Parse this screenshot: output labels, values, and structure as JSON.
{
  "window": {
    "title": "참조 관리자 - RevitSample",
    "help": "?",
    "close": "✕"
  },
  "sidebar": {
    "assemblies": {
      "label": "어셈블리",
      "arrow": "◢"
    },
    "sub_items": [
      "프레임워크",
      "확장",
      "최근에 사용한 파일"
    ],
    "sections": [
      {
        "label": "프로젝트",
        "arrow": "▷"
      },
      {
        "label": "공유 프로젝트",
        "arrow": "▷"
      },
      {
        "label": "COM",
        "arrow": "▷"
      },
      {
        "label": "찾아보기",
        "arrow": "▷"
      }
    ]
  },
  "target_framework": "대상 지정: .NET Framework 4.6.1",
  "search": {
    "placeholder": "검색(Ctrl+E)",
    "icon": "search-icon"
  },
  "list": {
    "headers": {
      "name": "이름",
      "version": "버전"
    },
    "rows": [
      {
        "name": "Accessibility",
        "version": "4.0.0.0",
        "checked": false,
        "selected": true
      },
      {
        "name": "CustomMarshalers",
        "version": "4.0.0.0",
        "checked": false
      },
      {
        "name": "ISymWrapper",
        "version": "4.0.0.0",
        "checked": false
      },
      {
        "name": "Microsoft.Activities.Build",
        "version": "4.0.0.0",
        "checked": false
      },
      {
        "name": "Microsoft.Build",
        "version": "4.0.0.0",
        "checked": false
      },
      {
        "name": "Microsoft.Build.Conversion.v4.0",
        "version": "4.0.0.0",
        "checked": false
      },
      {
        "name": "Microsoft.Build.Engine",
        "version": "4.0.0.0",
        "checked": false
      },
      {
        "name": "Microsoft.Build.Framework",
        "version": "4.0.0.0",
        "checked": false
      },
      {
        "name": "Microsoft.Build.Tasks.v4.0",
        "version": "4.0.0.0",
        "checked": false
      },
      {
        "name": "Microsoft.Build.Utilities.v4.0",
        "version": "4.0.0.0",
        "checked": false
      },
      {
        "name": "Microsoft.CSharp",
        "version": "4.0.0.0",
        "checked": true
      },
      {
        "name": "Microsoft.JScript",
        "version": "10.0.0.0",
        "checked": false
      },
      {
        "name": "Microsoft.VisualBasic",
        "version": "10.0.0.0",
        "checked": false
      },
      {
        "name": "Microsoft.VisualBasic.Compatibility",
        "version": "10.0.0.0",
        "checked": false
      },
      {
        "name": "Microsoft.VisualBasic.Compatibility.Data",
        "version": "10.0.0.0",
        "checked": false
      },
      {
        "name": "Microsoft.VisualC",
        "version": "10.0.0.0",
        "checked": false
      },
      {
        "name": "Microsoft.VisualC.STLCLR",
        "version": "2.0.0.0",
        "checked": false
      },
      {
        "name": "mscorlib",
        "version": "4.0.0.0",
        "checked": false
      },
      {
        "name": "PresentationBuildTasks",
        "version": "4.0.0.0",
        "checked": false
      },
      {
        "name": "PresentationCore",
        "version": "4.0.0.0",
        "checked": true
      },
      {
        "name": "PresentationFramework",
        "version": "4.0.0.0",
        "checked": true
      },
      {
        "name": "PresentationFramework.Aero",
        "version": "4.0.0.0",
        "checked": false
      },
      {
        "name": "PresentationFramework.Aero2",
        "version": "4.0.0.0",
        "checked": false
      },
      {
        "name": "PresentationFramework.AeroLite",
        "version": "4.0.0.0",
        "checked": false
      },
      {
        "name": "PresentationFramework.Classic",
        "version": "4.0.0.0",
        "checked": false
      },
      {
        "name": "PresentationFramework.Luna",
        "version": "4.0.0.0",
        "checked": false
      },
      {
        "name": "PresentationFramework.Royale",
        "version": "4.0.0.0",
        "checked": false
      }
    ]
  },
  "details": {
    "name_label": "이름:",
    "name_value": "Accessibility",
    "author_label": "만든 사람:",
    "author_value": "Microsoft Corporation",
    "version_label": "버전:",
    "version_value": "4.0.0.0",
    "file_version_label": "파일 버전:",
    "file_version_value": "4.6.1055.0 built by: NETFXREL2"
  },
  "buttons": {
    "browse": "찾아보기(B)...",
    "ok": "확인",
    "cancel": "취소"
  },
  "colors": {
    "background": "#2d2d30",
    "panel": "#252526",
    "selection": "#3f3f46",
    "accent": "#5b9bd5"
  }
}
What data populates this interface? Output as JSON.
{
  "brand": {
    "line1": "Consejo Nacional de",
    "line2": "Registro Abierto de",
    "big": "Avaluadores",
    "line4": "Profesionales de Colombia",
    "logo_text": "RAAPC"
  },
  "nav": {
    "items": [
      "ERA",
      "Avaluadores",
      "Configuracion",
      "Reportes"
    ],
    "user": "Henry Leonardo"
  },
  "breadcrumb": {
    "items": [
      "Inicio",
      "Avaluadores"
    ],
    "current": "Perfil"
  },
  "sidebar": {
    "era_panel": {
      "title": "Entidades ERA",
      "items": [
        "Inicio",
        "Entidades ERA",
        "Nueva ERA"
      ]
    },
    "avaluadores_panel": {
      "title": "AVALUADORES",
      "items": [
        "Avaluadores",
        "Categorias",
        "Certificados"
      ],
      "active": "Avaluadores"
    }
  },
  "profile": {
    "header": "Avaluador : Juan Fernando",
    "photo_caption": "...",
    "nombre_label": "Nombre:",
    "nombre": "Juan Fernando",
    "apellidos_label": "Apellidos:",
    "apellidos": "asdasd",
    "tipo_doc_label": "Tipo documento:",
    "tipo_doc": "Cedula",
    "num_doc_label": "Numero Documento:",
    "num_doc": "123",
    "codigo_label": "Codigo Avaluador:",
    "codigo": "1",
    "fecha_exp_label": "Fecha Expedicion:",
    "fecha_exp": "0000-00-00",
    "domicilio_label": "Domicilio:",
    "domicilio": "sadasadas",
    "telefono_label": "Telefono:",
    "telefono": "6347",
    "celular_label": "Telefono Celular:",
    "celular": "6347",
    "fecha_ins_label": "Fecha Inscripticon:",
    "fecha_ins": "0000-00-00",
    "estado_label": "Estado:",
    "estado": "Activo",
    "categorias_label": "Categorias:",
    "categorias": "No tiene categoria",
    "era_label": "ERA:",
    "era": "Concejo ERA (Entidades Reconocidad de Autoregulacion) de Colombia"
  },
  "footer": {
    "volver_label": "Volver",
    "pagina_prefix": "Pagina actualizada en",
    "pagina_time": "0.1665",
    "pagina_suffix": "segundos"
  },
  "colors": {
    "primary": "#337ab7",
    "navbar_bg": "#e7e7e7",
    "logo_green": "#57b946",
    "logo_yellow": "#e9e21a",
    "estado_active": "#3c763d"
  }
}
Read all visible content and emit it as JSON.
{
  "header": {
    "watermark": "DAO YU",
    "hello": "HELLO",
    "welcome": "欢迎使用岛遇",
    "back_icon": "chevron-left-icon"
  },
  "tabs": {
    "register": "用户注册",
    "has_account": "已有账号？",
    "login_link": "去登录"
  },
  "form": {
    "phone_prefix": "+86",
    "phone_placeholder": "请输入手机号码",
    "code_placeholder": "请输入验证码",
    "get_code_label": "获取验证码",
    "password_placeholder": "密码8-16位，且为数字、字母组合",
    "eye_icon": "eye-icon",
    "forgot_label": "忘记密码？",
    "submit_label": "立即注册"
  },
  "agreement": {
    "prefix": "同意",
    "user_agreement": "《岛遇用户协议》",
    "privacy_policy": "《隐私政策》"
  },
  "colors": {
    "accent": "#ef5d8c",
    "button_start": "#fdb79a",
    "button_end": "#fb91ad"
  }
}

◇ ◇ ◇ ◇

**REQUEST**
Transcribe every entry exactly.

**RESULT FOR THIS EXERCISE**
Parse this screenshot: output labels, values, and structure as JSON.
{
  "window": {
    "title": "참조 관리자 - RevitSample",
    "help": "?",
    "close": "✕"
  },
  "sidebar": {
    "assemblies": {
      "label": "어셈블리",
      "arrow": "◢"
    },
    "sub_items": [
      "프레임워크",
      "확장",
      "최근에 사용한 파일"
    ],
    "sections": [
      {
        "label": "프로젝트",
        "arrow": "▷"
      },
      {
        "label": "공유 프로젝트",
        "arrow": "▷"
      },
      {
        "label": "COM",
        "arrow": "▷"
      },
      {
        "label": "찾아보기",
        "arrow": "▷"
      }
    ]
  },
  "target_framework": "대상 지정: .NET Framework 4.6.1",
  "search": {
    "placeholder": "검색(Ctrl+E)",
    "icon": "search-icon"
  },
  "list": {
    "headers": {
      "name": "이름",
      "version": "버전"
    },
    "rows": [
      {
        "name": "Accessibility",
        "version": "4.0.0.0",
        "checked": false,
        "selected": true
      },
      {
        "name": "CustomMarshalers",
        "version": "4.0.0.0",
        "checked": false
      },
      {
        "name": "ISymWrapper",
        "version": "4.0.0.0",
        "checked": false
      },
      {
        "name": "Microsoft.Activities.Build",
        "version": "4.0.0.0",
        "checked": false
      },
      {
        "name": "Microsoft.Build",
        "version": "4.0.0.0",
        "checked": false
      },
      {
        "name": "Microsoft.Build.Conversion.v4.0",
        "version": "4.0.0.0",
        "checked": false
      },
      {
        "name": "Microsoft.Build.Engine",
        "version": "4.0.0.0",
        "checked": false
      },
      {
        "name": "Microsoft.Build.Framework",
        "version": "4.0.0.0",
        "checked": false
      },
      {
        "name": "Microsoft.Build.Tasks.v4.0",
        "version": "4.0.0.0",
        "checked": false
      },
      {
        "name": "Microsoft.Build.Utilities.v4.0",
        "version": "4.0.0.0",
        "checked": false
      },
      {
        "name": "Microsoft.CSharp",
        "version": "4.0.0.0",
        "checked": true
      },
      {
        "name": "Microsoft.JScript",
        "version": "10.0.0.0",
        "checked": false
      },
      {
        "name": "Microsoft.VisualBasic",
        "version": "10.0.0.0",
        "checked": false
      },
      {
        "name": "Microsoft.VisualBasic.Compatibility",
        "version": "10.0.0.0",
        "checked": false
      },
      {
        "name": "Microsoft.VisualBasic.Compatibility.Data",
        "version": "10.0.0.0",
        "checked": false
      },
      {
        "name": "Microsoft.VisualC",
        "version": "10.0.0.0",
        "checked": false
      },
      {
        "name": "Microsoft.VisualC.STLCLR",
        "version": "2.0.0.0",
        "checked": false
      },
      {
        "name": "mscorlib",
        "version": "4.0.0.0",
        "checked": false
      },
      {
        "name": "PresentationBuildTasks",
        "version": "4.0.0.0",
        "checked": false
      },
      {
        "name": "PresentationCore",
        "version": "4.0.0.0",
        "checked": true
      },
      {
        "name": "PresentationFramework",
        "version": "4.0.0.0",
        "checked": true
      },
      {
        "name": "PresentationFramework.Aero",
        "version": "4.0.0.0",
        "checked": false
      },
      {
        "name": "PresentationFramework.Aero2",
        "version": "4.0.0.0",
        "checked": false
      },
      {
        "name": "PresentationFramework.AeroLite",
        "version": "4.0.0.0",
        "checked": false
      },
      {
        "name": "PresentationFramework.Classic",
        "version": "4.0.0.0",
        "checked": false
      },
      {
        "name": "PresentationFramework.Luna",
        "version": "4.0.0.0",
        "checked": false
      },
      {
        "name": "PresentationFramework.Royale",
        "version": "4.0.0.0",
        "checked": false
      }
    ]
  },
  "details": {
    "name_label": "이름:",
    "name_value": "Accessibility",
    "author_label": "만든 사람:",
    "author_value": "Microsoft Corporation",
    "version_label": "버전:",
    "version_value": "4.0.0.0",
    "file_version_label": "파일 버전:",
    "file_version_value": "4.6.1055.0 built by: NETFXREL2"
  },
  "buttons": {
    "browse": "찾아보기(B)...",
    "ok": "확인",
    "cancel": "취소"
  },
  "colors": {
    "background": "#2d2d30",
    "panel": "#252526",
    "selection": "#3f3f46",
    "accent": "#5b9bd5"
  }
}
What data populates this interface? Output as JSON.
{
  "brand": {
    "line1": "Consejo Nacional de",
    "line2": "Registro Abierto de",
    "big": "Avaluadores",
    "line4": "Profesionales de Colombia",
    "logo_text": "RAAPC"
  },
  "nav": {
    "items": [
      "ERA",
      "Avaluadores",
      "Configuracion",
      "Reportes"
    ],
    "user": "Henry Leonardo"
  },
  "breadcrumb": {
    "items": [
      "Inicio",
      "Avaluadores"
    ],
    "current": "Perfil"
  },
  "sidebar": {
    "era_panel": {
      "title": "Entidades ERA",
      "items": [
        "Inicio",
        "Entidades ERA",
        "Nueva ERA"
      ]
    },
    "avaluadores_panel": {
      "title": "AVALUADORES",
      "items": [
        "Avaluadores",
        "Categorias",
        "Certificados"
      ],
      "active": "Avaluadores"
    }
  },
  "profile": {
    "header": "Avaluador : Juan Fernando",
    "photo_caption": "...",
    "nombre_label": "Nombre:",
    "nombre": "Juan Fernando",
    "apellidos_label": "Apellidos:",
    "apellidos": "asdasd",
    "tipo_doc_label": "Tipo documento:",
    "tipo_doc": "Cedula",
    "num_doc_label": "Numero Documento:",
    "num_doc": "123",
    "codigo_label": "Codigo Avaluador:",
    "codigo": "1",
    "fecha_exp_label": "Fecha Expedicion:",
    "fecha_exp": "0000-00-00",
    "domicilio_label": "Domicilio:",
    "domicilio": "sadasadas",
    "telefono_label": "Telefono:",
    "telefono": "6347",
    "celular_label": "Telefono Celular:",
    "celular": "6347",
    "fecha_ins_label": "Fecha Inscripticon:",
    "fecha_ins": "0000-00-00",
    "estado_label": "Estado:",
    "estado": "Activo",
    "categorias_label": "Categorias:",
    "categorias": "No tiene categoria",
    "era_label": "ERA:",
    "era": "Concejo ERA (Entidades Reconocidad de Autoregulacion) de Colombia"
  },
  "footer": {
    "volver_label": "Volver",
    "pagina_prefix": "Pagina actualizada en",
    "pagina_time": "0.1665",
    "pagina_suffix": "segundos"
  },
  "colors": {
    "primary": "#337ab7",
    "navbar_bg": "#e7e7e7",
    "logo_green": "#57b946",
    "logo_yellow": "#e9e21a",
    "estado_active": "#3c763d"
  }
}
Read all visible content and emit it as JSON.
{
  "header": {
    "watermark": "DAO YU",
    "hello": "HELLO",
    "welcome": "欢迎使用岛遇",
    "back_icon": "chevron-left-icon"
  },
  "tabs": {
    "register": "用户注册",
    "has_account": "已有账号？",
    "login_link": "去登录"
  },
  "form": {
    "phone_prefix": "+86",
    "phone_placeholder": "请输入手机号码",
    "code_placeholder": "请输入验证码",
    "get_code_label": "获取验证码",
    "password_placeholder": "密码8-16位，且为数字、字母组合",
    "eye_icon": "eye-icon",
    "forgot_label": "忘记密码？",
    "submit_label": "立即注册"
  },
  "agreement": {
    "prefix": "同意",
    "user_agreement": "《岛遇用户协议》",
    "privacy_policy": "《隐私政策》"
  },
  "colors": {
    "accent": "#ef5d8c",
    "button_start": "#fdb79a",
    "button_end": "#fb91ad"
  }
}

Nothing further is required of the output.